:: Task ::
Skip the pictures. Copy all the rest of the records down exactly.

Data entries
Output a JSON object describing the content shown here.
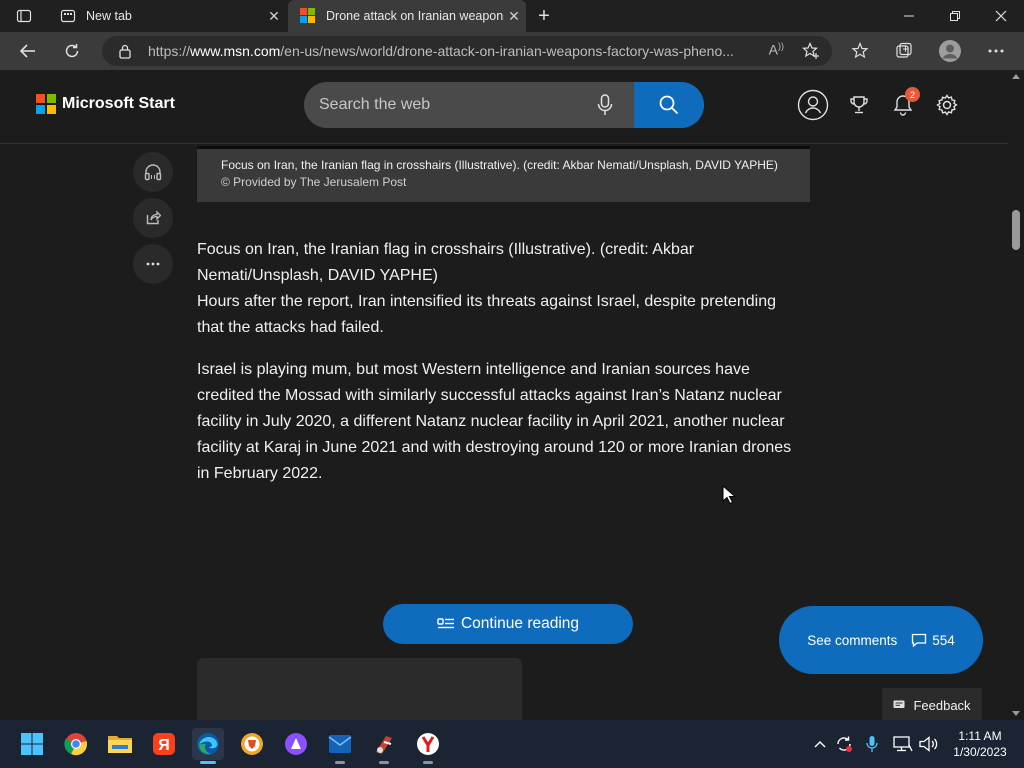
{
  "browser": {
    "tabs": [
      {
        "title": "New tab",
        "active": false
      },
      {
        "title": "Drone attack on Iranian weapons",
        "active": true
      }
    ],
    "url_prefix": "https://",
    "url_domain": "www.msn.com",
    "url_path": "/en-us/news/world/drone-attack-on-iranian-weapons-factory-was-pheno...",
    "read_aloud": "A",
    "window_controls": [
      "minimize",
      "restore",
      "close"
    ]
  },
  "site": {
    "brand": "Microsoft Start",
    "search_placeholder": "Search the web",
    "notifications_count": "2"
  },
  "article": {
    "caption": "Focus on Iran, the Iranian flag in crosshairs (Illustrative). (credit: Akbar Nemati/Unsplash, DAVID YAPHE)",
    "provider": "© Provided by The Jerusalem Post",
    "paragraphs": [
      "Focus on Iran, the Iranian flag in crosshairs (Illustrative). (credit: Akbar Nemati/Unsplash, DAVID YAPHE)",
      "Hours after the report, Iran intensified its threats against Israel, despite pretending that the attacks had failed.",
      "Israel is playing mum, but most Western intelligence and Iranian sources have credited the Mossad with similarly successful attacks against Iran’s Natanz nuclear facility in July 2020, a different Natanz nuclear facility in April 2021, another nuclear facility at Karaj in June 2021 and with destroying around 120 or more Iranian drones in February 2022."
    ],
    "continue_label": "Continue reading",
    "comments_label": "See comments",
    "comments_count": "554",
    "feedback_label": "Feedback"
  },
  "taskbar": {
    "time": "1:11 AM",
    "date": "1/30/2023",
    "apps": [
      "start",
      "chrome",
      "yandex-browser",
      "file-explorer",
      "edge",
      "brave",
      "alice",
      "mail",
      "ccleaner",
      "yandex"
    ]
  },
  "colors": {
    "accent": "#0f6cbd",
    "page_bg": "#1c1c1c",
    "badge": "#e8593a"
  }
}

:: Task output ::
Output a JSON object describing the content shown here.
{
  "browser": {
    "tabs": [
      {
        "title": "New tab",
        "active": false
      },
      {
        "title": "Drone attack on Iranian weapons",
        "active": true
      }
    ],
    "url_prefix": "https://",
    "url_domain": "www.msn.com",
    "url_path": "/en-us/news/world/drone-attack-on-iranian-weapons-factory-was-pheno...",
    "read_aloud": "A",
    "window_controls": [
      "minimize",
      "restore",
      "close"
    ]
  },
  "site": {
    "brand": "Microsoft Start",
    "search_placeholder": "Search the web",
    "notifications_count": "2"
  },
  "article": {
    "caption": "Focus on Iran, the Iranian flag in crosshairs (Illustrative). (credit: Akbar Nemati/Unsplash, DAVID YAPHE)",
    "provider": "© Provided by The Jerusalem Post",
    "paragraphs": [
      "Focus on Iran, the Iranian flag in crosshairs (Illustrative). (credit: Akbar Nemati/Unsplash, DAVID YAPHE)",
      "Hours after the report, Iran intensified its threats against Israel, despite pretending that the attacks had failed.",
      "Israel is playing mum, but most Western intelligence and Iranian sources have credited the Mossad with similarly successful attacks against Iran’s Natanz nuclear facility in July 2020, a different Natanz nuclear facility in April 2021, another nuclear facility at Karaj in June 2021 and with destroying around 120 or more Iranian drones in February 2022."
    ],
    "continue_label": "Continue reading",
    "comments_label": "See comments",
    "comments_count": "554",
    "feedback_label": "Feedback"
  },
  "taskbar": {
    "time": "1:11 AM",
    "date": "1/30/2023",
    "apps": [
      "start",
      "chrome",
      "yandex-browser",
      "file-explorer",
      "edge",
      "brave",
      "alice",
      "mail",
      "ccleaner",
      "yandex"
    ]
  },
  "colors": {
    "accent": "#0f6cbd",
    "page_bg": "#1c1c1c",
    "badge": "#e8593a"
  }
}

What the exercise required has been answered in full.